[Start of SUPPLIED MATERIAL]
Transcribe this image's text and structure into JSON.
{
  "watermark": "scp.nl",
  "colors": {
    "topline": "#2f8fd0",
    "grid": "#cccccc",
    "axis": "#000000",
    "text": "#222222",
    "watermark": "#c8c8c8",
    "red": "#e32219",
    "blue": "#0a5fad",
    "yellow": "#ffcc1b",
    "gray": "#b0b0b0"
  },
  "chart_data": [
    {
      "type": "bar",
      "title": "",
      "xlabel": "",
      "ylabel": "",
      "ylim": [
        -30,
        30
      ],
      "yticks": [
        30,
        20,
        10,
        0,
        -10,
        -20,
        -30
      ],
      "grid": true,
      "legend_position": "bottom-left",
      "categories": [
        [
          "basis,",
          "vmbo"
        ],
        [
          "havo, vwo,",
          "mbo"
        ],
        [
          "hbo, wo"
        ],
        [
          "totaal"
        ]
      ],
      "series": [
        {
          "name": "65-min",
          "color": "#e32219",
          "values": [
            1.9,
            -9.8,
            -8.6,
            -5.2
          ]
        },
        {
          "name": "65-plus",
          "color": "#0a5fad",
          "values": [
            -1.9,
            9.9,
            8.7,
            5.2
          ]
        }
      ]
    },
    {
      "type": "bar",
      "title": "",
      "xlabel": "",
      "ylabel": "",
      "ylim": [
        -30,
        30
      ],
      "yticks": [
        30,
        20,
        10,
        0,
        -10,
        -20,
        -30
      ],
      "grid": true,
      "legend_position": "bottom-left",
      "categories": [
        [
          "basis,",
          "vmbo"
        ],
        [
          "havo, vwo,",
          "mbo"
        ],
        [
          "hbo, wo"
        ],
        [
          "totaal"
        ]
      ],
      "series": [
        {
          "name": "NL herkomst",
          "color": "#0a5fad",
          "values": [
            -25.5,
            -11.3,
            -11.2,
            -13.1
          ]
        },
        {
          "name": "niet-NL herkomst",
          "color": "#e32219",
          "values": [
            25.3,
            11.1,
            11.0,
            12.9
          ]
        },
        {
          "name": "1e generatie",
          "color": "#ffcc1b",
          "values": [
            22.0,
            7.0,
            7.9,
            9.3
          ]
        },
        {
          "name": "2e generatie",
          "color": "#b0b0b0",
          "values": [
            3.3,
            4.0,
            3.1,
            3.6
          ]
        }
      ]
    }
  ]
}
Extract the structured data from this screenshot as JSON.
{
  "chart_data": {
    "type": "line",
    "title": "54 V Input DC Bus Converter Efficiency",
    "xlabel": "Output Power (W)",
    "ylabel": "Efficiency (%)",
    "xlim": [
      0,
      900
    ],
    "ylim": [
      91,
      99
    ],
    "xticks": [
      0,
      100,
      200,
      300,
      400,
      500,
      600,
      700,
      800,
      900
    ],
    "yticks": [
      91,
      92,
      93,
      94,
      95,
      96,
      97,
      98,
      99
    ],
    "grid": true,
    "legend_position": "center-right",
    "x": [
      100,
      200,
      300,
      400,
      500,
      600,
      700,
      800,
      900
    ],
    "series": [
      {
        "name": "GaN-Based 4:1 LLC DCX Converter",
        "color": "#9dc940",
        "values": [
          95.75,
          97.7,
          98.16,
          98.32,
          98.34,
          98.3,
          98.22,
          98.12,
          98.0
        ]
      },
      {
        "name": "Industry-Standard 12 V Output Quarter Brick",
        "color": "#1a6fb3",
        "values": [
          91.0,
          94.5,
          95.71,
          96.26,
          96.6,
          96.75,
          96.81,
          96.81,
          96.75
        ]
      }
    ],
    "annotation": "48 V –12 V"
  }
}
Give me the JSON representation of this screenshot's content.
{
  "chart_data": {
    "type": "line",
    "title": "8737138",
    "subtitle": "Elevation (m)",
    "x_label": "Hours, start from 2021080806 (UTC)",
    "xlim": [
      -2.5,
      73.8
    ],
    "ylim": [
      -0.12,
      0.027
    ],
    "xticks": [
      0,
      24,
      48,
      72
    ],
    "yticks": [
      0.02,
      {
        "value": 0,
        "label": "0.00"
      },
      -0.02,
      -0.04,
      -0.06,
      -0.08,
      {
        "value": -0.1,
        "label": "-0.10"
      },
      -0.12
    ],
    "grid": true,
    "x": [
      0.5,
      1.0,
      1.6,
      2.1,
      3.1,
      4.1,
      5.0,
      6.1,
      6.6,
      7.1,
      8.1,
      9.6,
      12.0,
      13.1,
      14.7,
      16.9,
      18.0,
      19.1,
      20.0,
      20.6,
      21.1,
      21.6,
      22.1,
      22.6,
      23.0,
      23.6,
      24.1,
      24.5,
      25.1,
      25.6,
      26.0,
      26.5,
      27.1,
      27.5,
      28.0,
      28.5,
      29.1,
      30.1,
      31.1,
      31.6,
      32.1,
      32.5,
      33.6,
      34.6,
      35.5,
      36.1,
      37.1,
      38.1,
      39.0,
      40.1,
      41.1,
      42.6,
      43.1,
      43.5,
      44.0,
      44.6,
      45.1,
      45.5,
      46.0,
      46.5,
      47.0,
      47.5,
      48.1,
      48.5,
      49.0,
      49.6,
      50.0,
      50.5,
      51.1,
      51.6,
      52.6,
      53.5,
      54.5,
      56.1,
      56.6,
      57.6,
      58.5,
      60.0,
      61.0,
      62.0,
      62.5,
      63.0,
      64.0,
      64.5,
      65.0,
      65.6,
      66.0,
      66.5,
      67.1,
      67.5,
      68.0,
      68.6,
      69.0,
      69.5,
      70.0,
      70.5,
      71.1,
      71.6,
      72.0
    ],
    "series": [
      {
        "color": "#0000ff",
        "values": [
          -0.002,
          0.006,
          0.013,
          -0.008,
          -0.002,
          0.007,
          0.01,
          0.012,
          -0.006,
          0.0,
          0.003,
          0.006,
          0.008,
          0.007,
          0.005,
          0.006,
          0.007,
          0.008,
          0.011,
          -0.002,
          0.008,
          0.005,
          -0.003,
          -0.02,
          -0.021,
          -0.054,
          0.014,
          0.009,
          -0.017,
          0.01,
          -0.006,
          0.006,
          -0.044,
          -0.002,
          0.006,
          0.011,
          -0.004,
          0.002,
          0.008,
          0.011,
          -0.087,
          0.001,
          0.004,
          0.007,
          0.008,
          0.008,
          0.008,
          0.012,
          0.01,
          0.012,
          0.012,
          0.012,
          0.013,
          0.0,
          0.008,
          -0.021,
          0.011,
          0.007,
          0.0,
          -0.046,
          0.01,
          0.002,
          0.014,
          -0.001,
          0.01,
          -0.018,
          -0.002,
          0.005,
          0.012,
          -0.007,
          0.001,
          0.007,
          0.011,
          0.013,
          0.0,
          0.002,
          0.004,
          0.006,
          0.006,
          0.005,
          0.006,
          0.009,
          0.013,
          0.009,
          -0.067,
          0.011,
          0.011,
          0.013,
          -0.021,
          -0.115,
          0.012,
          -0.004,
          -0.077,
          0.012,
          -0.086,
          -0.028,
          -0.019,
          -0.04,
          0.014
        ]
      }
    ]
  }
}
[End of SUPPLIED MATERIAL]
### REQUIRED TASK
Print the whole listing again, exactly.

### FINISHED TASK
Transcribe this image's text and structure into JSON.
{
  "watermark": "scp.nl",
  "colors": {
    "topline": "#2f8fd0",
    "grid": "#cccccc",
    "axis": "#000000",
    "text": "#222222",
    "watermark": "#c8c8c8",
    "red": "#e32219",
    "blue": "#0a5fad",
    "yellow": "#ffcc1b",
    "gray": "#b0b0b0"
  },
  "chart_data": [
    {
      "type": "bar",
      "title": "",
      "xlabel": "",
      "ylabel": "",
      "ylim": [
        -30,
        30
      ],
      "yticks": [
        30,
        20,
        10,
        0,
        -10,
        -20,
        -30
      ],
      "grid": true,
      "legend_position": "bottom-left",
      "categories": [
        [
          "basis,",
          "vmbo"
        ],
        [
          "havo, vwo,",
          "mbo"
        ],
        [
          "hbo, wo"
        ],
        [
          "totaal"
        ]
      ],
      "series": [
        {
          "name": "65-min",
          "color": "#e32219",
          "values": [
            1.9,
            -9.8,
            -8.6,
            -5.2
          ]
        },
        {
          "name": "65-plus",
          "color": "#0a5fad",
          "values": [
            -1.9,
            9.9,
            8.7,
            5.2
          ]
        }
      ]
    },
    {
      "type": "bar",
      "title": "",
      "xlabel": "",
      "ylabel": "",
      "ylim": [
        -30,
        30
      ],
      "yticks": [
        30,
        20,
        10,
        0,
        -10,
        -20,
        -30
      ],
      "grid": true,
      "legend_position": "bottom-left",
      "categories": [
        [
          "basis,",
          "vmbo"
        ],
        [
          "havo, vwo,",
          "mbo"
        ],
        [
          "hbo, wo"
        ],
        [
          "totaal"
        ]
      ],
      "series": [
        {
          "name": "NL herkomst",
          "color": "#0a5fad",
          "values": [
            -25.5,
            -11.3,
            -11.2,
            -13.1
          ]
        },
        {
          "name": "niet-NL herkomst",
          "color": "#e32219",
          "values": [
            25.3,
            11.1,
            11.0,
            12.9
          ]
        },
        {
          "name": "1e generatie",
          "color": "#ffcc1b",
          "values": [
            22.0,
            7.0,
            7.9,
            9.3
          ]
        },
        {
          "name": "2e generatie",
          "color": "#b0b0b0",
          "values": [
            3.3,
            4.0,
            3.1,
            3.6
          ]
        }
      ]
    }
  ]
}
Extract the structured data from this screenshot as JSON.
{
  "chart_data": {
    "type": "line",
    "title": "54 V Input DC Bus Converter Efficiency",
    "xlabel": "Output Power (W)",
    "ylabel": "Efficiency (%)",
    "xlim": [
      0,
      900
    ],
    "ylim": [
      91,
      99
    ],
    "xticks": [
      0,
      100,
      200,
      300,
      400,
      500,
      600,
      700,
      800,
      900
    ],
    "yticks": [
      91,
      92,
      93,
      94,
      95,
      96,
      97,
      98,
      99
    ],
    "grid": true,
    "legend_position": "center-right",
    "x": [
      100,
      200,
      300,
      400,
      500,
      600,
      700,
      800,
      900
    ],
    "series": [
      {
        "name": "GaN-Based 4:1 LLC DCX Converter",
        "color": "#9dc940",
        "values": [
          95.75,
          97.7,
          98.16,
          98.32,
          98.34,
          98.3,
          98.22,
          98.12,
          98.0
        ]
      },
      {
        "name": "Industry-Standard 12 V Output Quarter Brick",
        "color": "#1a6fb3",
        "values": [
          91.0,
          94.5,
          95.71,
          96.26,
          96.6,
          96.75,
          96.81,
          96.81,
          96.75
        ]
      }
    ],
    "annotation": "48 V –12 V"
  }
}
Give me the JSON representation of this screenshot's content.
{
  "chart_data": {
    "type": "line",
    "title": "8737138",
    "subtitle": "Elevation (m)",
    "x_label": "Hours, start from 2021080806 (UTC)",
    "xlim": [
      -2.5,
      73.8
    ],
    "ylim": [
      -0.12,
      0.027
    ],
    "xticks": [
      0,
      24,
      48,
      72
    ],
    "yticks": [
      0.02,
      {
        "value": 0,
        "label": "0.00"
      },
      -0.02,
      -0.04,
      -0.06,
      -0.08,
      {
        "value": -0.1,
        "label": "-0.10"
      },
      -0.12
    ],
    "grid": true,
    "x": [
      0.5,
      1.0,
      1.6,
      2.1,
      3.1,
      4.1,
      5.0,
      6.1,
      6.6,
      7.1,
      8.1,
      9.6,
      12.0,
      13.1,
      14.7,
      16.9,
      18.0,
      19.1,
      20.0,
      20.6,
      21.1,
      21.6,
      22.1,
      22.6,
      23.0,
      23.6,
      24.1,
      24.5,
      25.1,
      25.6,
      26.0,
      26.5,
      27.1,
      27.5,
      28.0,
      28.5,
      29.1,
      30.1,
      31.1,
      31.6,
      32.1,
      32.5,
      33.6,
      34.6,
      35.5,
      36.1,
      37.1,
      38.1,
      39.0,
      40.1,
      41.1,
      42.6,
      43.1,
      43.5,
      44.0,
      44.6,
      45.1,
      45.5,
      46.0,
      46.5,
      47.0,
      47.5,
      48.1,
      48.5,
      49.0,
      49.6,
      50.0,
      50.5,
      51.1,
      51.6,
      52.6,
      53.5,
      54.5,
      56.1,
      56.6,
      57.6,
      58.5,
      60.0,
      61.0,
      62.0,
      62.5,
      63.0,
      64.0,
      64.5,
      65.0,
      65.6,
      66.0,
      66.5,
      67.1,
      67.5,
      68.0,
      68.6,
      69.0,
      69.5,
      70.0,
      70.5,
      71.1,
      71.6,
      72.0
    ],
    "series": [
      {
        "color": "#0000ff",
        "values": [
          -0.002,
          0.006,
          0.013,
          -0.008,
          -0.002,
          0.007,
          0.01,
          0.012,
          -0.006,
          0.0,
          0.003,
          0.006,
          0.008,
          0.007,
          0.005,
          0.006,
          0.007,
          0.008,
          0.011,
          -0.002,
          0.008,
          0.005,
          -0.003,
          -0.02,
          -0.021,
          -0.054,
          0.014,
          0.009,
          -0.017,
          0.01,
          -0.006,
          0.006,
          -0.044,
          -0.002,
          0.006,
          0.011,
          -0.004,
          0.002,
          0.008,
          0.011,
          -0.087,
          0.001,
          0.004,
          0.007,
          0.008,
          0.008,
          0.008,
          0.012,
          0.01,
          0.012,
          0.012,
          0.012,
          0.013,
          0.0,
          0.008,
          -0.021,
          0.011,
          0.007,
          0.0,
          -0.046,
          0.01,
          0.002,
          0.014,
          -0.001,
          0.01,
          -0.018,
          -0.002,
          0.005,
          0.012,
          -0.007,
          0.001,
          0.007,
          0.011,
          0.013,
          0.0,
          0.002,
          0.004,
          0.006,
          0.006,
          0.005,
          0.006,
          0.009,
          0.013,
          0.009,
          -0.067,
          0.011,
          0.011,
          0.013,
          -0.021,
          -0.115,
          0.012,
          -0.004,
          -0.077,
          0.012,
          -0.086,
          -0.028,
          -0.019,
          -0.04,
          0.014
        ]
      }
    ]
  }
}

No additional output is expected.